Copy the entries word for word, from the first line through the line containing "product-shop-blurred xyxy=(262,394,332,401)".

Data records
======
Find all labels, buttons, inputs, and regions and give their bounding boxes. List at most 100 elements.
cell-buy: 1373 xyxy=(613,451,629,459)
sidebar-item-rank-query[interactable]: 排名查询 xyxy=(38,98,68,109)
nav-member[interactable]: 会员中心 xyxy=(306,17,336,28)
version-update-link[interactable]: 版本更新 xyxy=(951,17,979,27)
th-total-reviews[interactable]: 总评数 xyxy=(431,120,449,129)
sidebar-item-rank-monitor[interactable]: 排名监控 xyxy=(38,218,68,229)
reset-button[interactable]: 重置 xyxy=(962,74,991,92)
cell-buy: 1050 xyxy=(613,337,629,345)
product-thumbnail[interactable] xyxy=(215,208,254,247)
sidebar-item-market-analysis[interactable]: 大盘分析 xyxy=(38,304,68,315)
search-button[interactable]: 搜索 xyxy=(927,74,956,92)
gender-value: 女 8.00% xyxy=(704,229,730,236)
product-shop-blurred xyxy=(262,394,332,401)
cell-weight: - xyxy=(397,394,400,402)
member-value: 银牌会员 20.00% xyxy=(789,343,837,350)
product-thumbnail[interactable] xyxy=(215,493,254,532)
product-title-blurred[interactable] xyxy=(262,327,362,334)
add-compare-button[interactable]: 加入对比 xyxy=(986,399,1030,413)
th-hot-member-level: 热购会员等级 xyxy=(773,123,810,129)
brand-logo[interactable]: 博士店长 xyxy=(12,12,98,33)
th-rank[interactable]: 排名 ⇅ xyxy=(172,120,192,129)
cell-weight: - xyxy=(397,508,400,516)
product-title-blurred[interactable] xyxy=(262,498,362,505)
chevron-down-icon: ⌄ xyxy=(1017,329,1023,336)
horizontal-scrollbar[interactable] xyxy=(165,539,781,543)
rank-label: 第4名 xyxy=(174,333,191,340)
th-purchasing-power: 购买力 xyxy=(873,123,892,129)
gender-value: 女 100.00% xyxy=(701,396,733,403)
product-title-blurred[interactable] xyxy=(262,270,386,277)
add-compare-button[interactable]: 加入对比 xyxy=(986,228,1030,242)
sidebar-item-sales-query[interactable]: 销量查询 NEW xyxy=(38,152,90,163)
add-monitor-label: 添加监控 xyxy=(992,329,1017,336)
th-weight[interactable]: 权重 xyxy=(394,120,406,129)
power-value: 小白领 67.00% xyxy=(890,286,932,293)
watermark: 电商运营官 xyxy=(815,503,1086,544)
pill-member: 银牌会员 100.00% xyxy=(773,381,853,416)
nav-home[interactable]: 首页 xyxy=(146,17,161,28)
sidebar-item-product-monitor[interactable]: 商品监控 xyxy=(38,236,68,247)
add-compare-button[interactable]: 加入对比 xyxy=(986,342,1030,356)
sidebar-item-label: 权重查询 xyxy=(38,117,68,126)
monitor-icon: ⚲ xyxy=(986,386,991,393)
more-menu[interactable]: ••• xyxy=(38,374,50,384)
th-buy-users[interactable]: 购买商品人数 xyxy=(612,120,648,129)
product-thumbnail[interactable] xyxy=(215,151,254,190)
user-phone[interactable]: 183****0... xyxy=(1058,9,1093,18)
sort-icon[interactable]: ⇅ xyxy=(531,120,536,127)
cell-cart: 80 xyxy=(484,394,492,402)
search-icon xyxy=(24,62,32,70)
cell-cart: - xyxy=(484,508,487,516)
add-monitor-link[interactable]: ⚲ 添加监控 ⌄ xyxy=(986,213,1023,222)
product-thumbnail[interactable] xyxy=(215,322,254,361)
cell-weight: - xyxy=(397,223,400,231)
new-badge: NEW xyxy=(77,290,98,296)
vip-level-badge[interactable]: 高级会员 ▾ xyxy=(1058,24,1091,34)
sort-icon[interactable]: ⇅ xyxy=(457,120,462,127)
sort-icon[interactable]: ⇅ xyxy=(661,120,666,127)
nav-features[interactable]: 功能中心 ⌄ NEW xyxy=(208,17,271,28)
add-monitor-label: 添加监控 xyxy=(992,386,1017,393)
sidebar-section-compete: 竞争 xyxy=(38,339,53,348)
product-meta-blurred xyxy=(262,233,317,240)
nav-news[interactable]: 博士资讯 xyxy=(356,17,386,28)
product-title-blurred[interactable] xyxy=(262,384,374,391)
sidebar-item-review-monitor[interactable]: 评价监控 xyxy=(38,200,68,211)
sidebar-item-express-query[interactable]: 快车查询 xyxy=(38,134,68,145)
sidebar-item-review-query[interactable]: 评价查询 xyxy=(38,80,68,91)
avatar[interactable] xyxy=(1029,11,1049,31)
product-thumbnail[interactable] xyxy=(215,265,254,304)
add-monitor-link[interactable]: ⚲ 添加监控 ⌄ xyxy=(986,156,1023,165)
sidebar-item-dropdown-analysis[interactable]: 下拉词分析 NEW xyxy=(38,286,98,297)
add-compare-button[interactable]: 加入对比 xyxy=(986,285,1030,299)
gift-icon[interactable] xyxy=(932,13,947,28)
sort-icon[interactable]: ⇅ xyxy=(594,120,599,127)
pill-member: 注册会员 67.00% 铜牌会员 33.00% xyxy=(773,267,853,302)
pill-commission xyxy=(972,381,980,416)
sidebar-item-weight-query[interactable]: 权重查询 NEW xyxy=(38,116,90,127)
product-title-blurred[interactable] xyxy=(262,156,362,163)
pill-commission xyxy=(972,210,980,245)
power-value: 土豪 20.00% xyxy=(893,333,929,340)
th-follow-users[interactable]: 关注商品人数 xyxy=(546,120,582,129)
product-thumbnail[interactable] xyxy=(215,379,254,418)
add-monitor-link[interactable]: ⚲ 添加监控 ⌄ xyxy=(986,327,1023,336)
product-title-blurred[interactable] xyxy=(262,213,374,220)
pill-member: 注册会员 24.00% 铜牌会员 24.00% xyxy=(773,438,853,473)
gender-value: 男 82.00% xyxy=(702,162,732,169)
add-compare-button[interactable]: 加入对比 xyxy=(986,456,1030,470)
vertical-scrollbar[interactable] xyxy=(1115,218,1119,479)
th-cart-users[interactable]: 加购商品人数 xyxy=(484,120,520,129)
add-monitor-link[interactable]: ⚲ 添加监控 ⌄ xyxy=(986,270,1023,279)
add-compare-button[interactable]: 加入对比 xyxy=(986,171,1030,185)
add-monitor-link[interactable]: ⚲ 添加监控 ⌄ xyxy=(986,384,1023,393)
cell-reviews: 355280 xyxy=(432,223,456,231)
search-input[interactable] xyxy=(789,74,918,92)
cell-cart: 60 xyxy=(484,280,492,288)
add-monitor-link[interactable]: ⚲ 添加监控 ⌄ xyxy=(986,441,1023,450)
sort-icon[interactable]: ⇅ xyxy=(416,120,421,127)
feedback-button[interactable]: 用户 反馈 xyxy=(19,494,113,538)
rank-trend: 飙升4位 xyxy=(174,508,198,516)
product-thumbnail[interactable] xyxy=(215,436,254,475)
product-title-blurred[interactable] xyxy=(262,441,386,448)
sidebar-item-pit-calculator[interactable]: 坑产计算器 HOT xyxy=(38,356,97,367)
======
* **Completed task**
Find all labels, buttons, inputs, and regions and give their bounding boxes. List at most 100 elements.
cell-buy: 1373 xyxy=(613,451,629,459)
sidebar-item-rank-query[interactable]: 排名查询 xyxy=(38,98,68,109)
nav-member[interactable]: 会员中心 xyxy=(306,17,336,28)
version-update-link[interactable]: 版本更新 xyxy=(951,17,979,27)
th-total-reviews[interactable]: 总评数 xyxy=(431,120,449,129)
sidebar-item-rank-monitor[interactable]: 排名监控 xyxy=(38,218,68,229)
reset-button[interactable]: 重置 xyxy=(962,74,991,92)
cell-buy: 1050 xyxy=(613,337,629,345)
product-thumbnail[interactable] xyxy=(215,208,254,247)
sidebar-item-market-analysis[interactable]: 大盘分析 xyxy=(38,304,68,315)
search-button[interactable]: 搜索 xyxy=(927,74,956,92)
gender-value: 女 8.00% xyxy=(704,229,730,236)
product-shop-blurred xyxy=(262,394,332,401)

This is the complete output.